+++ Information shown

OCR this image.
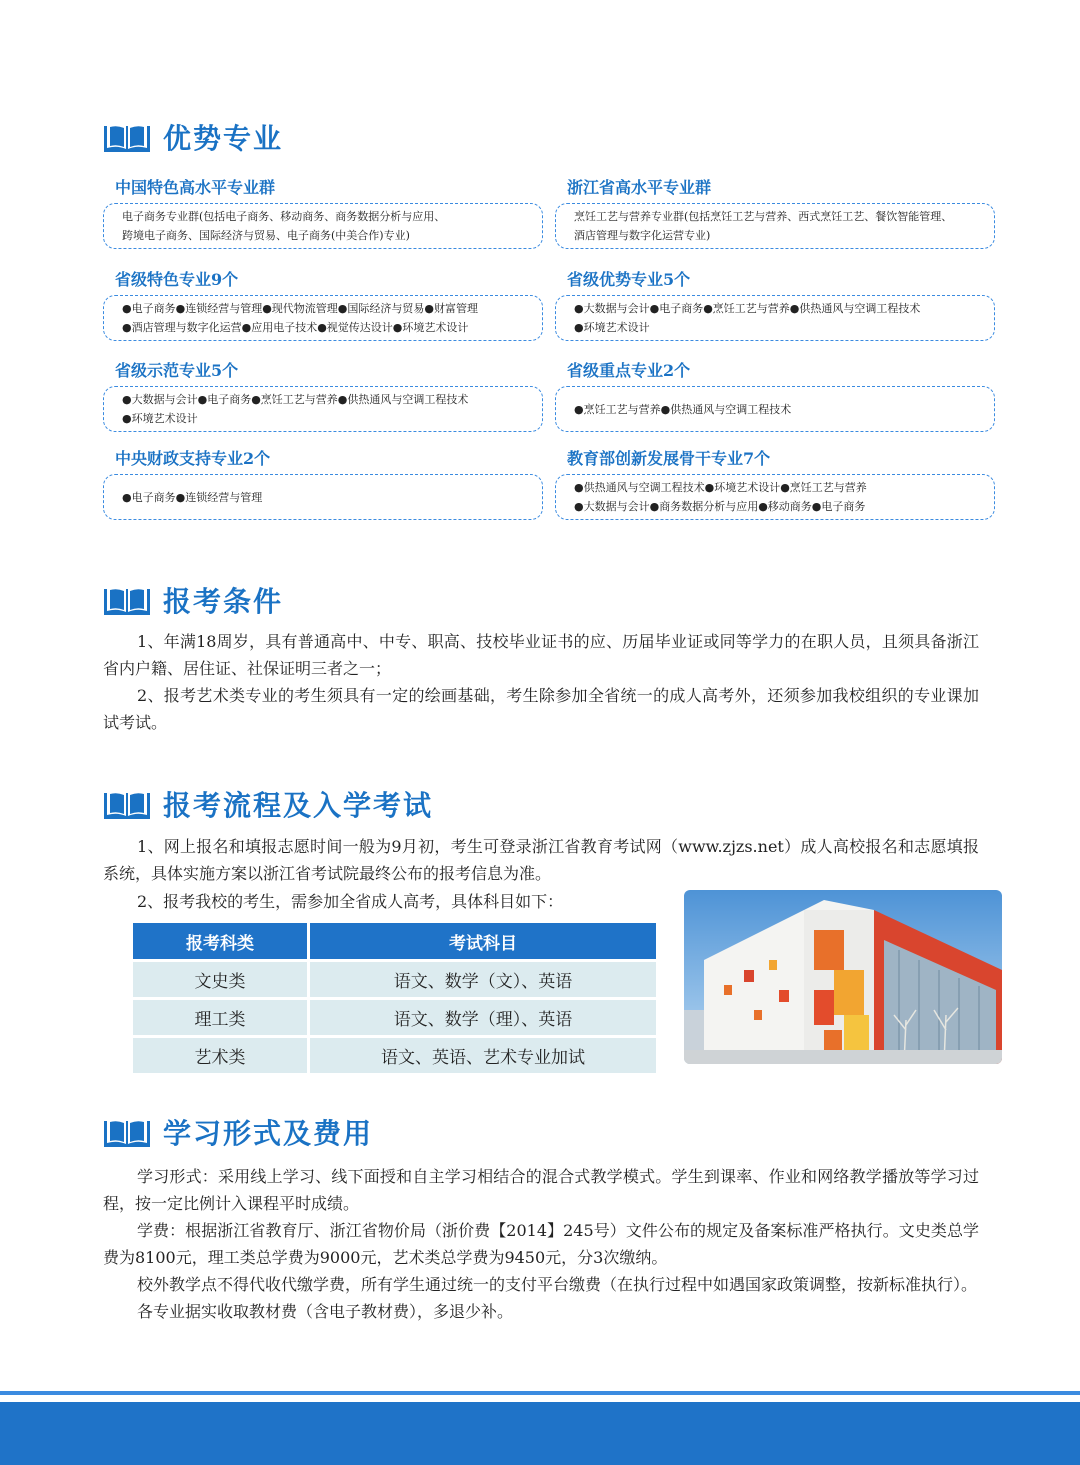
优势专业
中国特色高水平专业群
电子商务专业群(包括电子商务、移动商务、商务数据分析与应用、
跨境电子商务、国际经济与贸易、电子商务(中美合作)专业)
浙江省高水平专业群
烹饪工艺与营养专业群(包括烹饪工艺与营养、西式烹饪工艺、餐饮智能管理、
酒店管理与数字化运营专业)
省级特色专业9个
●电子商务●连锁经营与管理●现代物流管理●国际经济与贸易●财富管理
●酒店管理与数字化运营●应用电子技术●视觉传达设计●环境艺术设计
省级优势专业5个
●大数据与会计●电子商务●烹饪工艺与营养●供热通风与空调工程技术
●环境艺术设计
省级示范专业5个
●大数据与会计●电子商务●烹饪工艺与营养●供热通风与空调工程技术
●环境艺术设计
省级重点专业2个
●烹饪工艺与营养●供热通风与空调工程技术
中央财政支持专业2个
●电子商务●连锁经营与管理
教育部创新发展骨干专业7个
●供热通风与空调工程技术●环境艺术设计●烹饪工艺与营养
●大数据与会计●商务数据分析与应用●移动商务●电子商务
报考条件

1、年满18周岁，具有普通高中、中专、职高、技校毕业证书的应、历届毕业证或同等学力的在职人员，且须具备浙江省内户籍、居住证、社保证明三者之一；

2、报考艺术类专业的考生须具有一定的绘画基础，考生除参加全省统一的成人高考外，还须参加我校组织的专业课加试考试。

报考流程及入学考试

1、网上报名和填报志愿时间一般为9月初，考生可登录浙江省教育考试网（www.zjzs.net）成人高校报名和志愿填报系统，具体实施方案以浙江省考试院最终公布的报考信息为准。

2、报考我校的考生，需参加全省成人高考，具体科目如下：

报考科类	考试科目
文史类	语文、数学（文）、英语
理工类	语文、数学（理）、英语
艺术类	语文、英语、艺术专业加试
学习形式及费用

学习形式：采用线上学习、线下面授和自主学习相结合的混合式教学模式。学生到课率、作业和网络教学播放等学习过程，按一定比例计入课程平时成绩。

学费：根据浙江省教育厅、浙江省物价局（浙价费【2014】245号）文件公布的规定及备案标准严格执行。文史类总学费为8100元，理工类总学费为9000元，艺术类总学费为9450元，分3次缴纳。

校外教学点不得代收代缴学费，所有学生通过统一的支付平台缴费（在执行过程中如遇国家政策调整，按新标准执行）。

各专业据实收取教材费（含电子教材费），多退少补。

++++++

■ **Work to do**: Check every line of the data above for the string "商务数据分析与应用", and copy those that have it.

■ **Result of the task**:
电子商务专业群(包括电子商务、移动商务、商务数据分析与应用、
●大数据与会计●商务数据分析与应用●移动商务●电子商务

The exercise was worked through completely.